What is expected: Find all lines in the listing that include the word "limits", then copy them.

Dataset items

*-*-*

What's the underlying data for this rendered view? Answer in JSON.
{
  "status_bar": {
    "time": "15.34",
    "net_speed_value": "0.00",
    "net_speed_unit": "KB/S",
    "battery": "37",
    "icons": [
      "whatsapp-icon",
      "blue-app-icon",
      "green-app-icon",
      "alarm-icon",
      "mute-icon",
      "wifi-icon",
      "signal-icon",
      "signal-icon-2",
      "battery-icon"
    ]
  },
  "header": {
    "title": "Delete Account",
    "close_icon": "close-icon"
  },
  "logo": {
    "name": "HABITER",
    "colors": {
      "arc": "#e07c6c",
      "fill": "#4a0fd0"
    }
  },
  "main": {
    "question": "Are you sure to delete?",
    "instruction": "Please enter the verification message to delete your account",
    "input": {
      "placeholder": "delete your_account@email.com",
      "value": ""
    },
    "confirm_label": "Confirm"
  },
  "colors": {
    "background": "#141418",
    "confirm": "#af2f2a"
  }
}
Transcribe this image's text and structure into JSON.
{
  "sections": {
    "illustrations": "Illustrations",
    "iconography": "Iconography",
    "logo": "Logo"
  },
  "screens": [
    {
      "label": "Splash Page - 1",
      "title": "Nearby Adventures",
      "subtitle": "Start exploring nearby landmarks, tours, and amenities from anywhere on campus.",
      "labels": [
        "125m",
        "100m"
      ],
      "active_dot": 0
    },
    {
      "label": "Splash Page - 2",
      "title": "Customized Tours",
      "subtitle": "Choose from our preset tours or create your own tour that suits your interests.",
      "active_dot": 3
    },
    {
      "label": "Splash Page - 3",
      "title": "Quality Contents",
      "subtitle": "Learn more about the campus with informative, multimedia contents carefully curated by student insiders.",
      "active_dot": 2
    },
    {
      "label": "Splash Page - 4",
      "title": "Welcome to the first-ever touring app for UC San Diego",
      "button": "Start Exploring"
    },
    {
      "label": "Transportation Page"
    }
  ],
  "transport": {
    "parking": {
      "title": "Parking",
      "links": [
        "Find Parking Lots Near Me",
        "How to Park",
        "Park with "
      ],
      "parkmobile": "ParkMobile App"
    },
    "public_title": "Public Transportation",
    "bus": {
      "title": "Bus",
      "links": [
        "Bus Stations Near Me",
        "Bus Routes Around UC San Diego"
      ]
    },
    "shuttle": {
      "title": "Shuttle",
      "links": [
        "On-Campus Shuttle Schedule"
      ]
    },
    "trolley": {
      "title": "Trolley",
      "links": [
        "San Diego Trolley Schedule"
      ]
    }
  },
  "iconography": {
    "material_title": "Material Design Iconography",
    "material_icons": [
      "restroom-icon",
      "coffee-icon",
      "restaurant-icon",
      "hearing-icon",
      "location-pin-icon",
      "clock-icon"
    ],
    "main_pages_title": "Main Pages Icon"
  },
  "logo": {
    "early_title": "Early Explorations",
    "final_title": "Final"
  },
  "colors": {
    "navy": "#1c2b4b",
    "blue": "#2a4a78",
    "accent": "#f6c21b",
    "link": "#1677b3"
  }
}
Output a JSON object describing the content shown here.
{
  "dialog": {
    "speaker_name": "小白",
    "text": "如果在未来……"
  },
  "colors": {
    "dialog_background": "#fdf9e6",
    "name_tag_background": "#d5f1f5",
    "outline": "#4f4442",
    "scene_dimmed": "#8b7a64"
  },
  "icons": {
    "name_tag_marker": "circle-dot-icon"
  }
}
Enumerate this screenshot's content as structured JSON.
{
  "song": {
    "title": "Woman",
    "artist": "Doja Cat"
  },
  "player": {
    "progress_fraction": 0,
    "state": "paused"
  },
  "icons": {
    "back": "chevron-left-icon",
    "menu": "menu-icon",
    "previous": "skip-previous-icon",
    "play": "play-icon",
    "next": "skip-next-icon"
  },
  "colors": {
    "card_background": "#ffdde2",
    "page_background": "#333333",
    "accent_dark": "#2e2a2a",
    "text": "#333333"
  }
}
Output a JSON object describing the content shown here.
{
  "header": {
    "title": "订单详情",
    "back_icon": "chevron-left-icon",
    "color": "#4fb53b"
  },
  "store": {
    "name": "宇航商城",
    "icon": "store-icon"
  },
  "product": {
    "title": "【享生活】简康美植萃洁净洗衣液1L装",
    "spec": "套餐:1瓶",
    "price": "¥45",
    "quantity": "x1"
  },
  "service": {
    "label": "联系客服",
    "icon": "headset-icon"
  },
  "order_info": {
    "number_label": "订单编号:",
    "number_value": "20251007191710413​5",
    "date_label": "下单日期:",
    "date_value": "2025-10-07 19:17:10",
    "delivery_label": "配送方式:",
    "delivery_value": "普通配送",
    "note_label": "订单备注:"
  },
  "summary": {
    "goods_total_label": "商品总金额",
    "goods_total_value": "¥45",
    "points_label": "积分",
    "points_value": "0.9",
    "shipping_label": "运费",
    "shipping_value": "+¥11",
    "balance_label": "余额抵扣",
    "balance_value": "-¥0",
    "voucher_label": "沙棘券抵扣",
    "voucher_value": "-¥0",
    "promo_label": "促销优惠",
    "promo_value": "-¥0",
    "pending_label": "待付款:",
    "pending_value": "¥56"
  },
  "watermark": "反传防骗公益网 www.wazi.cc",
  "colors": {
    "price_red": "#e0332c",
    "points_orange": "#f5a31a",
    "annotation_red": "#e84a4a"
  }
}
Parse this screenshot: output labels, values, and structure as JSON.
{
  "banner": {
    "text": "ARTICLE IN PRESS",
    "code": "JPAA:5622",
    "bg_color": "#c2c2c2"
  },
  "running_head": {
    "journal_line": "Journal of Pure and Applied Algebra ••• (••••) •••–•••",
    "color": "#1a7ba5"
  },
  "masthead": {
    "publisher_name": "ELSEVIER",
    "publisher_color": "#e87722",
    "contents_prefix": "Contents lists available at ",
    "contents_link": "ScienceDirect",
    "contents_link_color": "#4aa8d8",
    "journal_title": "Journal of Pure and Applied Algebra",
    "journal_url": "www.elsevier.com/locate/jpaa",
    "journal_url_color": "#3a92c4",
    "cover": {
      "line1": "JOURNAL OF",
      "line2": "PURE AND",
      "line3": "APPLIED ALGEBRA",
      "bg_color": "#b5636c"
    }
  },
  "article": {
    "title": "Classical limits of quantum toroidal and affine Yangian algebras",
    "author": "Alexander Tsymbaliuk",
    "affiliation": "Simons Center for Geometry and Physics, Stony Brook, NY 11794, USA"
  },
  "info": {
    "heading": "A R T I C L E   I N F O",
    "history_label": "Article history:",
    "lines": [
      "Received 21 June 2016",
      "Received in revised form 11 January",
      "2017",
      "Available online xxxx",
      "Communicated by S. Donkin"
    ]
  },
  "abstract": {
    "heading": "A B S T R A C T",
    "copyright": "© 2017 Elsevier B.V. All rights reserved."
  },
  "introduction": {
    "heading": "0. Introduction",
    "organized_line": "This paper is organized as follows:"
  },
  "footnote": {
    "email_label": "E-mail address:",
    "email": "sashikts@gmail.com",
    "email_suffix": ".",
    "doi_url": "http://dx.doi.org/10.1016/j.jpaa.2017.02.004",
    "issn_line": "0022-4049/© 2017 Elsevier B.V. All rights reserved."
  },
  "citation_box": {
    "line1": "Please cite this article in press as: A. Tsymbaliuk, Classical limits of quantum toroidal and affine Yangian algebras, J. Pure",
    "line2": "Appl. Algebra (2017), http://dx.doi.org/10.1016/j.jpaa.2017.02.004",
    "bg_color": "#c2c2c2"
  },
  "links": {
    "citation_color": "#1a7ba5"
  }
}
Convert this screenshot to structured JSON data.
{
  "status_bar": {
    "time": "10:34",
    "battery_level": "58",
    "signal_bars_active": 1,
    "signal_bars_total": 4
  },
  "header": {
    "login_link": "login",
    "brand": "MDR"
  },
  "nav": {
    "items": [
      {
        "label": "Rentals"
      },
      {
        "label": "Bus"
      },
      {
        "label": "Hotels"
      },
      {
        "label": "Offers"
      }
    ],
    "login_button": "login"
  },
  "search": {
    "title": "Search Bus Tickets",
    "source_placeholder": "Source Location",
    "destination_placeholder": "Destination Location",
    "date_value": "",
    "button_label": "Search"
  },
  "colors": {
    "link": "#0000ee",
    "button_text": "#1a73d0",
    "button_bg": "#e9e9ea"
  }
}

*-*-*

Answer below:
    "title": "Classical limits of quantum toroidal and affine Yangian algebras",
    "line1": "Please cite this article in press as: A. Tsymbaliuk, Classical limits of quantum toroidal and affine Yangian algebras, J. Pure",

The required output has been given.